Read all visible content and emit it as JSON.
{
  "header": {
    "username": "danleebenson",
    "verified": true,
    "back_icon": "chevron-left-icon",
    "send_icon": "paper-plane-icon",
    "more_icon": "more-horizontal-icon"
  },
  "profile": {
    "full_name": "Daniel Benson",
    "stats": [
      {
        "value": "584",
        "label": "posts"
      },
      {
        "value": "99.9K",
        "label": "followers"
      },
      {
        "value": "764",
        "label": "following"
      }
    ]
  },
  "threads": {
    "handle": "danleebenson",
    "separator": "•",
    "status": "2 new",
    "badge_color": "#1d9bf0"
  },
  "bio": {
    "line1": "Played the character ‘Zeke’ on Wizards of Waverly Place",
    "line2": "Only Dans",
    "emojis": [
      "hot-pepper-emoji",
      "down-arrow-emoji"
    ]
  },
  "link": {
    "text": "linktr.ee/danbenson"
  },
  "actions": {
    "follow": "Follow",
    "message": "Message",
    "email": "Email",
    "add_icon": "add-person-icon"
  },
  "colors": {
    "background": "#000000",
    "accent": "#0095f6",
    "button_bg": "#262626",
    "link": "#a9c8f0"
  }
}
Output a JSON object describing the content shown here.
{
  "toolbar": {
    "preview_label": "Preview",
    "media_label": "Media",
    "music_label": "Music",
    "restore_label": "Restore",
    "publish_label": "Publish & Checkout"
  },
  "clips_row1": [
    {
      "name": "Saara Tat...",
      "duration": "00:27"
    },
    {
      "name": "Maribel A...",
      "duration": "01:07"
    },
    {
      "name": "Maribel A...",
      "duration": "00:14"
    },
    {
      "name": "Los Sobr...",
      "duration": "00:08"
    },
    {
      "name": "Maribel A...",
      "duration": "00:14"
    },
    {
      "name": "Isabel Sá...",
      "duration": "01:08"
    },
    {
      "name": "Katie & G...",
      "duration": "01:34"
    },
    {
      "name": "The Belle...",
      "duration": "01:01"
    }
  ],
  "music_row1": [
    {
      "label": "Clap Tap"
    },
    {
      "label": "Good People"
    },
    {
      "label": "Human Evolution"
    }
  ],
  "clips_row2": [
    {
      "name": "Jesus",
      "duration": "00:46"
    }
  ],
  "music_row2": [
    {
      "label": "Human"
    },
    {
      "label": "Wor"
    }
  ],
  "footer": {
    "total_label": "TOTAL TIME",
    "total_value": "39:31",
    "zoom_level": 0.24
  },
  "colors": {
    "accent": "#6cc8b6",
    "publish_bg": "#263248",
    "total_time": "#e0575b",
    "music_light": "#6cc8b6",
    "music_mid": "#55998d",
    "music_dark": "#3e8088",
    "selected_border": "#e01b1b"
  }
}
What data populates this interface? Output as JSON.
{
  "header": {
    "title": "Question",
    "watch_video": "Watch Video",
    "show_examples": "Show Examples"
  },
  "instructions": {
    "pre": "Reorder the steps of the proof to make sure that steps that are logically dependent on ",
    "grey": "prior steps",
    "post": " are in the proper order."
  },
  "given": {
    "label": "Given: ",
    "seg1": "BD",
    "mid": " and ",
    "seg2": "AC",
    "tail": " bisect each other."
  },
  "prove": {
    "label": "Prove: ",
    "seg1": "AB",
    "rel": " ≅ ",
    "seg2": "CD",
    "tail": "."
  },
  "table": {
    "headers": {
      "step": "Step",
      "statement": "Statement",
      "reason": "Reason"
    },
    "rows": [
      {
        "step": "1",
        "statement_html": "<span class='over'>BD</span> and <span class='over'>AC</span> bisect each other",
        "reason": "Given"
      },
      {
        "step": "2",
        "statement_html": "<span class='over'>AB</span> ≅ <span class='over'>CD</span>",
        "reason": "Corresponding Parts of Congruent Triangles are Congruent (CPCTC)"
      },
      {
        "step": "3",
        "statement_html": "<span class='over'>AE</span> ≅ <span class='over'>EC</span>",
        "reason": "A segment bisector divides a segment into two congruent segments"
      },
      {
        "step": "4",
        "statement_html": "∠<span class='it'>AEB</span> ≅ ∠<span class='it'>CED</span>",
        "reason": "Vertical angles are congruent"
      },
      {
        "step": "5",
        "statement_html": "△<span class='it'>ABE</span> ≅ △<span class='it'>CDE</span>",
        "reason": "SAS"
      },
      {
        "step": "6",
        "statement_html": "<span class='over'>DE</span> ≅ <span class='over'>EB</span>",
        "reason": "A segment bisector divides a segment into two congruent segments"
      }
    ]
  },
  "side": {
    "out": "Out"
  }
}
###
• **GOAL**
Repeat the data precisely, line by line.

• **SOLUTION TO THE PROBLEM**
Read all visible content and emit it as JSON.
{
  "header": {
    "username": "danleebenson",
    "verified": true,
    "back_icon": "chevron-left-icon",
    "send_icon": "paper-plane-icon",
    "more_icon": "more-horizontal-icon"
  },
  "profile": {
    "full_name": "Daniel Benson",
    "stats": [
      {
        "value": "584",
        "label": "posts"
      },
      {
        "value": "99.9K",
        "label": "followers"
      },
      {
        "value": "764",
        "label": "following"
      }
    ]
  },
  "threads": {
    "handle": "danleebenson",
    "separator": "•",
    "status": "2 new",
    "badge_color": "#1d9bf0"
  },
  "bio": {
    "line1": "Played the character ‘Zeke’ on Wizards of Waverly Place",
    "line2": "Only Dans",
    "emojis": [
      "hot-pepper-emoji",
      "down-arrow-emoji"
    ]
  },
  "link": {
    "text": "linktr.ee/danbenson"
  },
  "actions": {
    "follow": "Follow",
    "message": "Message",
    "email": "Email",
    "add_icon": "add-person-icon"
  },
  "colors": {
    "background": "#000000",
    "accent": "#0095f6",
    "button_bg": "#262626",
    "link": "#a9c8f0"
  }
}
Output a JSON object describing the content shown here.
{
  "toolbar": {
    "preview_label": "Preview",
    "media_label": "Media",
    "music_label": "Music",
    "restore_label": "Restore",
    "publish_label": "Publish & Checkout"
  },
  "clips_row1": [
    {
      "name": "Saara Tat...",
      "duration": "00:27"
    },
    {
      "name": "Maribel A...",
      "duration": "01:07"
    },
    {
      "name": "Maribel A...",
      "duration": "00:14"
    },
    {
      "name": "Los Sobr...",
      "duration": "00:08"
    },
    {
      "name": "Maribel A...",
      "duration": "00:14"
    },
    {
      "name": "Isabel Sá...",
      "duration": "01:08"
    },
    {
      "name": "Katie & G...",
      "duration": "01:34"
    },
    {
      "name": "The Belle...",
      "duration": "01:01"
    }
  ],
  "music_row1": [
    {
      "label": "Clap Tap"
    },
    {
      "label": "Good People"
    },
    {
      "label": "Human Evolution"
    }
  ],
  "clips_row2": [
    {
      "name": "Jesus",
      "duration": "00:46"
    }
  ],
  "music_row2": [
    {
      "label": "Human"
    },
    {
      "label": "Wor"
    }
  ],
  "footer": {
    "total_label": "TOTAL TIME",
    "total_value": "39:31",
    "zoom_level": 0.24
  },
  "colors": {
    "accent": "#6cc8b6",
    "publish_bg": "#263248",
    "total_time": "#e0575b",
    "music_light": "#6cc8b6",
    "music_mid": "#55998d",
    "music_dark": "#3e8088",
    "selected_border": "#e01b1b"
  }
}
What data populates this interface? Output as JSON.
{
  "header": {
    "title": "Question",
    "watch_video": "Watch Video",
    "show_examples": "Show Examples"
  },
  "instructions": {
    "pre": "Reorder the steps of the proof to make sure that steps that are logically dependent on ",
    "grey": "prior steps",
    "post": " are in the proper order."
  },
  "given": {
    "label": "Given: ",
    "seg1": "BD",
    "mid": " and ",
    "seg2": "AC",
    "tail": " bisect each other."
  },
  "prove": {
    "label": "Prove: ",
    "seg1": "AB",
    "rel": " ≅ ",
    "seg2": "CD",
    "tail": "."
  },
  "table": {
    "headers": {
      "step": "Step",
      "statement": "Statement",
      "reason": "Reason"
    },
    "rows": [
      {
        "step": "1",
        "statement_html": "<span class='over'>BD</span> and <span class='over'>AC</span> bisect each other",
        "reason": "Given"
      },
      {
        "step": "2",
        "statement_html": "<span class='over'>AB</span> ≅ <span class='over'>CD</span>",
        "reason": "Corresponding Parts of Congruent Triangles are Congruent (CPCTC)"
      },
      {
        "step": "3",
        "statement_html": "<span class='over'>AE</span> ≅ <span class='over'>EC</span>",
        "reason": "A segment bisector divides a segment into two congruent segments"
      },
      {
        "step": "4",
        "statement_html": "∠<span class='it'>AEB</span> ≅ ∠<span class='it'>CED</span>",
        "reason": "Vertical angles are congruent"
      },
      {
        "step": "5",
        "statement_html": "△<span class='it'>ABE</span> ≅ △<span class='it'>CDE</span>",
        "reason": "SAS"
      },
      {
        "step": "6",
        "statement_html": "<span class='over'>DE</span> ≅ <span class='over'>EB</span>",
        "reason": "A segment bisector divides a segment into two congruent segments"
      }
    ]
  },
  "side": {
    "out": "Out"
  }
}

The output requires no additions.